* START Records shown *

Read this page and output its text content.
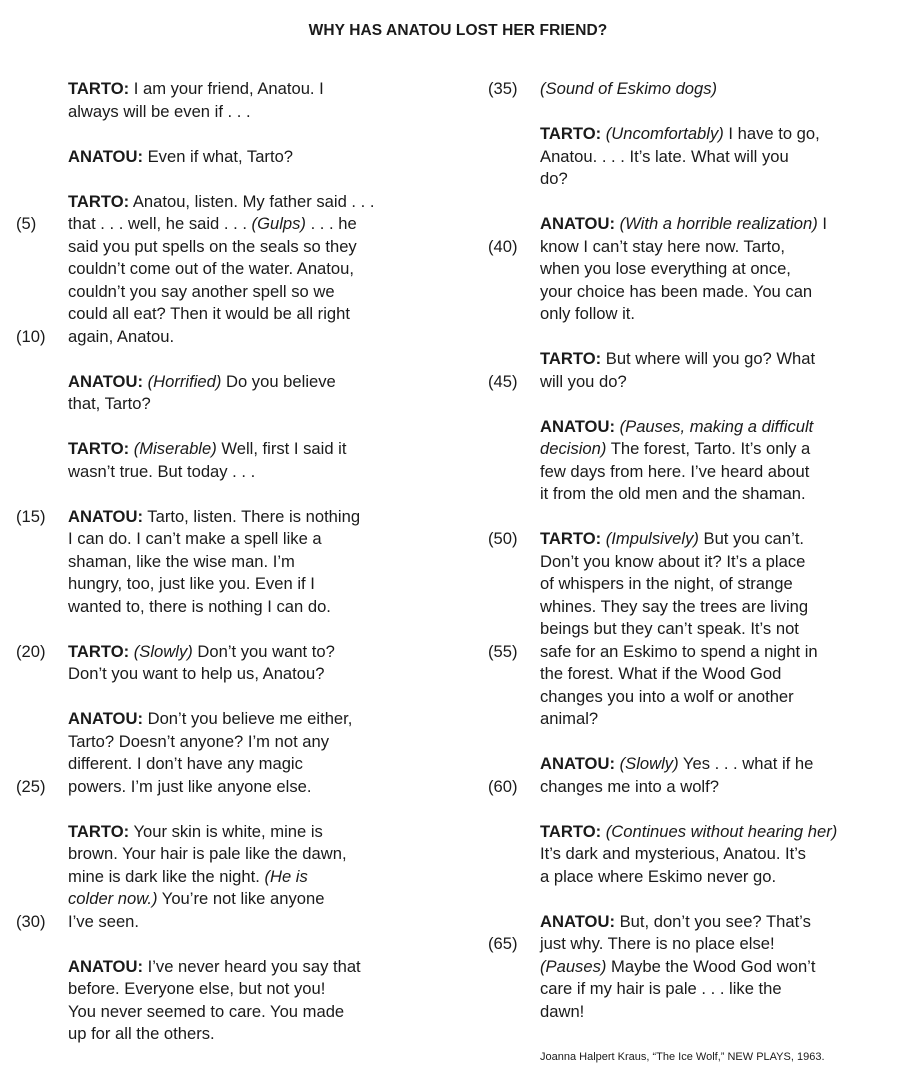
WHY HAS ANATOU LOST HER FRIEND?
TARTO: I am your friend, Anatou. I
always will be even if . . .
ANATOU: Even if what, Tarto?
TARTO: Anatou, listen. My father said . . .
(5)	that . . . well, he said . . . (Gulps) . . . he
said you put spells on the seals so they
couldn’t come out of the water. Anatou,
couldn’t you say another spell so we
could all eat? Then it would be all right
(10)	again, Anatou.
ANATOU: (Horrified) Do you believe
that, Tarto?
TARTO: (Miserable) Well, first I said it
wasn’t true. But today . . .
(15)	ANATOU: Tarto, listen. There is nothing
I can do. I can’t make a spell like a
shaman, like the wise man. I’m
hungry, too, just like you. Even if I
wanted to, there is nothing I can do.
(20)	TARTO: (Slowly) Don’t you want to?
Don’t you want to help us, Anatou?
ANATOU: Don’t you believe me either,
Tarto? Doesn’t anyone? I’m not any
different. I don’t have any magic
(25)	powers. I’m just like anyone else.
TARTO: Your skin is white, mine is
brown. Your hair is pale like the dawn,
mine is dark like the night. (He is
colder now.) You’re not like anyone
(30)	I’ve seen.
ANATOU: I’ve never heard you say that
before. Everyone else, but not you!
You never seemed to care. You made
up for all the others.
(35)	(Sound of Eskimo dogs)
TARTO: (Uncomfortably) I have to go,
Anatou. . . . It’s late. What will you
do?
ANATOU: (With a horrible realization) I
(40)	know I can’t stay here now. Tarto,
when you lose everything at once,
your choice has been made. You can
only follow it.
TARTO: But where will you go? What
(45)	will you do?
ANATOU: (Pauses, making a difficult
decision) The forest, Tarto. It’s only a
few days from here. I’ve heard about
it from the old men and the shaman.
(50)	TARTO: (Impulsively) But you can’t.
Don’t you know about it? It’s a place
of whispers in the night, of strange
whines. They say the trees are living
beings but they can’t speak. It’s not
(55)	safe for an Eskimo to spend a night in
the forest. What if the Wood God
changes you into a wolf or another
animal?
ANATOU: (Slowly) Yes . . . what if he
(60)	changes me into a wolf?
TARTO: (Continues without hearing her)
It’s dark and mysterious, Anatou. It’s
a place where Eskimo never go.
ANATOU: But, don’t you see? That’s
(65)	just why. There is no place else!
(Pauses) Maybe the Wood God won’t
care if my hair is pale . . . like the
dawn!
Joanna Halpert Kraus, “The Ice Wolf,” NEW PLAYS, 1963.
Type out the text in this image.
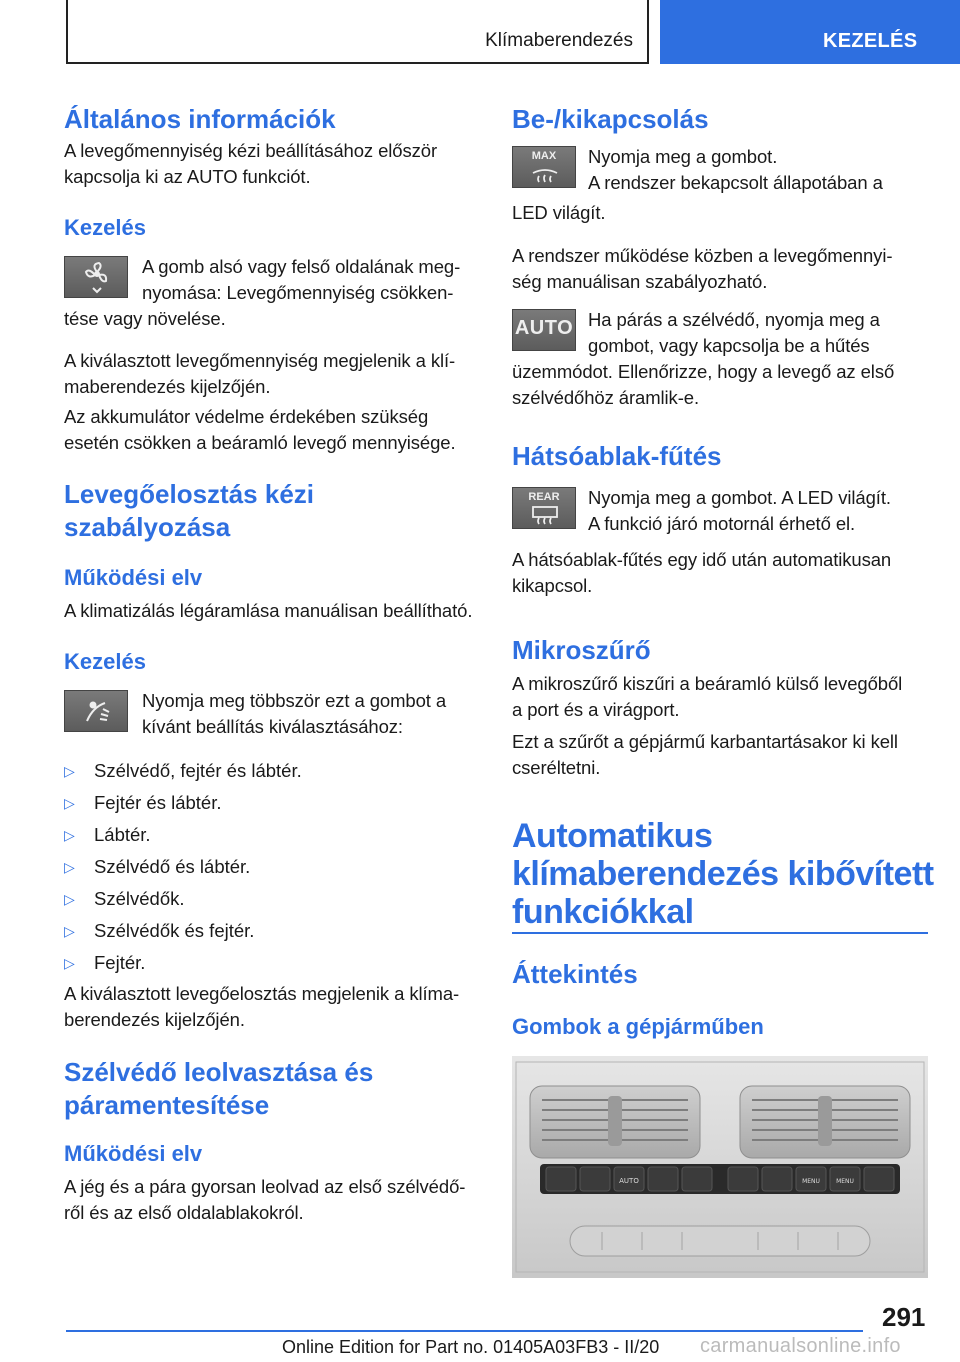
Klímaberendezés	KEZELÉS
Általános információk
A levegőmennyiség kézi beállításához először
kapcsolja ki az AUTO funkciót.
Kezelés
A gomb alsó vagy felső oldalának meg-
nyomása: Levegőmennyiség csökken-
tése vagy növelése.
A kiválasztott levegőmennyiség megjelenik a klí-
maberendezés kijelzőjén.
Az akkumulátor védelme érdekében szükség
esetén csökken a beáramló levegő mennyisége.
Levegőelosztás kézi
szabályozása
Működési elv
A klimatizálás légáramlása manuálisan beállítható.
Kezelés
Nyomja meg többször ezt a gombot a
kívánt beállítás kiválasztásához:
▷ Szélvédő, fejtér és lábtér.
▷ Fejtér és lábtér.
▷ Lábtér.
▷ Szélvédő és lábtér.
▷ Szélvédők.
▷ Szélvédők és fejtér.
▷ Fejtér.
A kiválasztott levegőelosztás megjelenik a klíma-
berendezés kijelzőjén.
Szélvédő leolvasztása és
páramentesítése
Működési elv
A jég és a pára gyorsan leolvad az első szélvédő-
ről és az első oldalablakokról.
Be-/kikapcsolás
MAX	Nyomja meg a gombot.
A rendszer bekapcsolt állapotában a
LED világít.
A rendszer működése közben a levegőmennyi-
ség manuálisan szabályozható.
AUTO Ha párás a szélvédő, nyomja meg a
gombot, vagy kapcsolja be a hűtés
üzemmódot. Ellenőrizze, hogy a levegő az első
szélvédőhöz áramlik-e.
Hátsóablak-fűtés
REAR	Nyomja meg a gombot. A LED világít.
A funkció járó motornál érhető el.
A hátsóablak-fűtés egy idő után automatikusan
kikapcsol.
Mikroszűrő
A mikroszűrő kiszűri a beáramló külső levegőből
a port és a virágport.
Ezt a szűrőt a gépjármű karbantartásakor ki kell
cseréltetni.
Automatikus
klímaberendezés kibővített
funkciókkal
Áttekintés
Gombok a gépjárműben
AUTO	MENU	MENU
291
Online Edition for Part no. 01405A03FB3 - II/20 carmanualsonline.info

* END Records shown *

__Given task__
Going through the entries above, tally each line that has the word "Slowly". Answer with the number only.

__Right answer__
2